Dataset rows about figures
§ §

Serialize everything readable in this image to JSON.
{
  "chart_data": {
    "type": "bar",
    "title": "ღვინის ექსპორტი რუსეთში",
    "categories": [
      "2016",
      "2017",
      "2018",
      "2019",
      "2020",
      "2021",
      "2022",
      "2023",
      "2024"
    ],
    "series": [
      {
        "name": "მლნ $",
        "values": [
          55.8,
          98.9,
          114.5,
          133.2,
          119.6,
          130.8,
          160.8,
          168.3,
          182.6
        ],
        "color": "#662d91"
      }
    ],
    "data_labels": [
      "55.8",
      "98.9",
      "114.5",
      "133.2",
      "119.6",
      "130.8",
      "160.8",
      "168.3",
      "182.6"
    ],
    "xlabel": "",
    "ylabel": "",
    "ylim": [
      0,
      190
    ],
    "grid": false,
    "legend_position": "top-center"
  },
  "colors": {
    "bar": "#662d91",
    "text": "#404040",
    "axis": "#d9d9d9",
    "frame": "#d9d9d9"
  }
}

§ §

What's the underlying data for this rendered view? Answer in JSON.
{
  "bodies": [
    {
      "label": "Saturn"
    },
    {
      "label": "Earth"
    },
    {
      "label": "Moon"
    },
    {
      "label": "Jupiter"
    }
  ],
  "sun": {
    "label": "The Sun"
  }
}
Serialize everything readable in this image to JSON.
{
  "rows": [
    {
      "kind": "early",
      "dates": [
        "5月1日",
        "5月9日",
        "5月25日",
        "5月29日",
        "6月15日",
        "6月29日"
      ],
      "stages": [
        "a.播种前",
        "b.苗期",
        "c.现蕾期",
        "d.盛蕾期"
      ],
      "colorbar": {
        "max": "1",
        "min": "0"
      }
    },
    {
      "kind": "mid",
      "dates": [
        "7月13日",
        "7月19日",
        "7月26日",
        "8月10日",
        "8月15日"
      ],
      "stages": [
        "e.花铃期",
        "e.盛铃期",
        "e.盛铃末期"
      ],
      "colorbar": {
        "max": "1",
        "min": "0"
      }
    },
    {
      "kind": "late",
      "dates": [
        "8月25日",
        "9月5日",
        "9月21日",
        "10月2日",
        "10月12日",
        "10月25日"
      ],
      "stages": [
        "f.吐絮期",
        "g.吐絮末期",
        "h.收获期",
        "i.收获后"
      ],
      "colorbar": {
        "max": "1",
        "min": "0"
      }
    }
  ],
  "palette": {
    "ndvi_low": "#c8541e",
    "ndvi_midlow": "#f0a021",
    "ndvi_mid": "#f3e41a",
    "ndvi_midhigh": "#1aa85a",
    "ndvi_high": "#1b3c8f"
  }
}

§ §

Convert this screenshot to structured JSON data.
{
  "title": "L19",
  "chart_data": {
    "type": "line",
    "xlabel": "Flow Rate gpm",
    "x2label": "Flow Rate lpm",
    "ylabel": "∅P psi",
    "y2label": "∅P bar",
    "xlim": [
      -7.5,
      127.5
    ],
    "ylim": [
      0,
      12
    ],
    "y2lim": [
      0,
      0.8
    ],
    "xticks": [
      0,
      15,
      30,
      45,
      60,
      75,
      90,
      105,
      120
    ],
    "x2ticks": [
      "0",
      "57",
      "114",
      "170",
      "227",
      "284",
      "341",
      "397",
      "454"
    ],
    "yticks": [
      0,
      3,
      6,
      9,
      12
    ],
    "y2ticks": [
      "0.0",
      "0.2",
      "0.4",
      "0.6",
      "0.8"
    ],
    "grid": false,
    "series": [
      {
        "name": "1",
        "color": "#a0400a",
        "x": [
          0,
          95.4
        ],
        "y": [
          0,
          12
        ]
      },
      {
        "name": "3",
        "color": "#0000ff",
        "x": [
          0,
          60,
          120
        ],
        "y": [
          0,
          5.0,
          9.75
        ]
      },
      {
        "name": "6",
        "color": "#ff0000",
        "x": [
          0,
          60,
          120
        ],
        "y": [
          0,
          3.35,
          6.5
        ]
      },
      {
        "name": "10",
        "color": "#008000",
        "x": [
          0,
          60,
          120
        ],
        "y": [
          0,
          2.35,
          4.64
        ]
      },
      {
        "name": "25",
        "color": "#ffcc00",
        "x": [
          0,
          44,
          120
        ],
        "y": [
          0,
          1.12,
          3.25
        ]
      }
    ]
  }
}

§ §

Work required:
Lines holding the word "JSON" should be counted across the entries; state only how many there are.

Correct response:
4